▶ [Prompt] Your task is to transcribe all of the records exactly and leave out the pictures.

▶ [Stored data]
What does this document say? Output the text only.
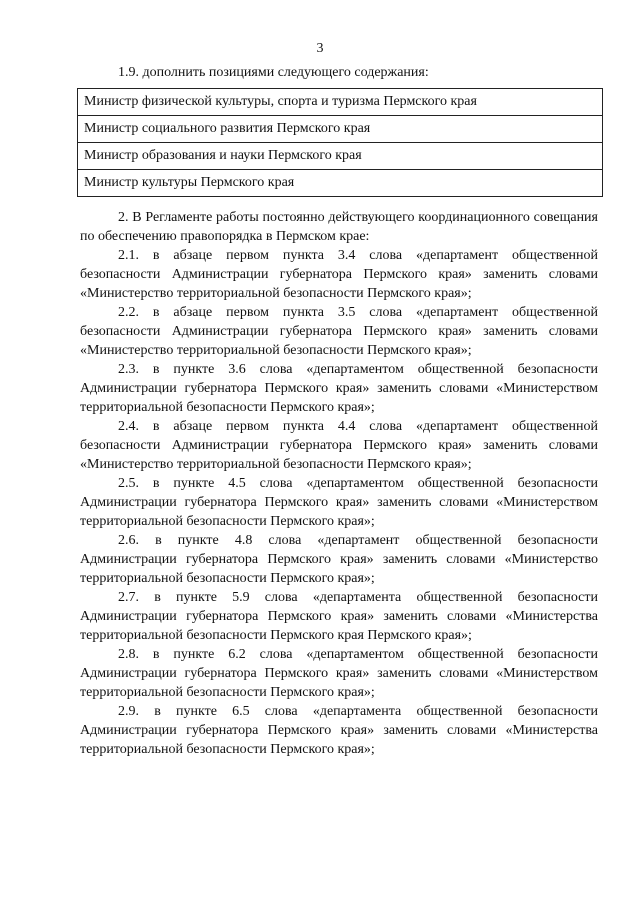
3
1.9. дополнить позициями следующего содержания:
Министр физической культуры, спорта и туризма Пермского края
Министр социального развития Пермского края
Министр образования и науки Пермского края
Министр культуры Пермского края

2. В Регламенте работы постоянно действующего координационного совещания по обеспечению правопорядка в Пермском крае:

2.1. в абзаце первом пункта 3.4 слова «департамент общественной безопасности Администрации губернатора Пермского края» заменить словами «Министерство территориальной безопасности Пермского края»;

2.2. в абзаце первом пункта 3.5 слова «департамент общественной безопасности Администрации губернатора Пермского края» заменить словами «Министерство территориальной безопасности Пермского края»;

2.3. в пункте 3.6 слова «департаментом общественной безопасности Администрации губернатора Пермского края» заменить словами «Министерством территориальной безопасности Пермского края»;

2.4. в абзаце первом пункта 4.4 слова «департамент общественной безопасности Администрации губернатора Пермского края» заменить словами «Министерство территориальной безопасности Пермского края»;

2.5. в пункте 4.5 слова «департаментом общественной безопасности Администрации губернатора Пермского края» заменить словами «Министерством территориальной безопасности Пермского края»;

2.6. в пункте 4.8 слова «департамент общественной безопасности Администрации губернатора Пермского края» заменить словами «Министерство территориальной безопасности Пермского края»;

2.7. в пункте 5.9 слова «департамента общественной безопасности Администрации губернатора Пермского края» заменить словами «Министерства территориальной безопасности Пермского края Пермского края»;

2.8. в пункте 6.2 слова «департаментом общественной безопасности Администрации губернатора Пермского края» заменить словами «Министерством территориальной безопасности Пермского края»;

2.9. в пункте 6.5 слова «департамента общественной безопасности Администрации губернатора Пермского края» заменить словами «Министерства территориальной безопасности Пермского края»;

▶ [Exercise result]
What does this document say? Output the text only.
3
1.9. дополнить позициями следующего содержания:
Министр физической культуры, спорта и туризма Пермского края
Министр социального развития Пермского края
Министр образования и науки Пермского края
Министр культуры Пермского края

2. В Регламенте работы постоянно действующего координационного совещания по обеспечению правопорядка в Пермском крае:

2.1. в абзаце первом пункта 3.4 слова «департамент общественной безопасности Администрации губернатора Пермского края» заменить словами «Министерство территориальной безопасности Пермского края»;

2.2. в абзаце первом пункта 3.5 слова «департамент общественной безопасности Администрации губернатора Пермского края» заменить словами «Министерство территориальной безопасности Пермского края»;

2.3. в пункте 3.6 слова «департаментом общественной безопасности Администрации губернатора Пермского края» заменить словами «Министерством территориальной безопасности Пермского края»;

2.4. в абзаце первом пункта 4.4 слова «департамент общественной безопасности Администрации губернатора Пермского края» заменить словами «Министерство территориальной безопасности Пермского края»;

2.5. в пункте 4.5 слова «департаментом общественной безопасности Администрации губернатора Пермского края» заменить словами «Министерством территориальной безопасности Пермского края»;

2.6. в пункте 4.8 слова «департамент общественной безопасности Администрации губернатора Пермского края» заменить словами «Министерство территориальной безопасности Пермского края»;

2.7. в пункте 5.9 слова «департамента общественной безопасности Администрации губернатора Пермского края» заменить словами «Министерства территориальной безопасности Пермского края Пермского края»;

2.8. в пункте 6.2 слова «департаментом общественной безопасности Администрации губернатора Пермского края» заменить словами «Министерством территориальной безопасности Пермского края»;

2.9. в пункте 6.5 слова «департамента общественной безопасности Администрации губернатора Пермского края» заменить словами «Министерства территориальной безопасности Пермского края»;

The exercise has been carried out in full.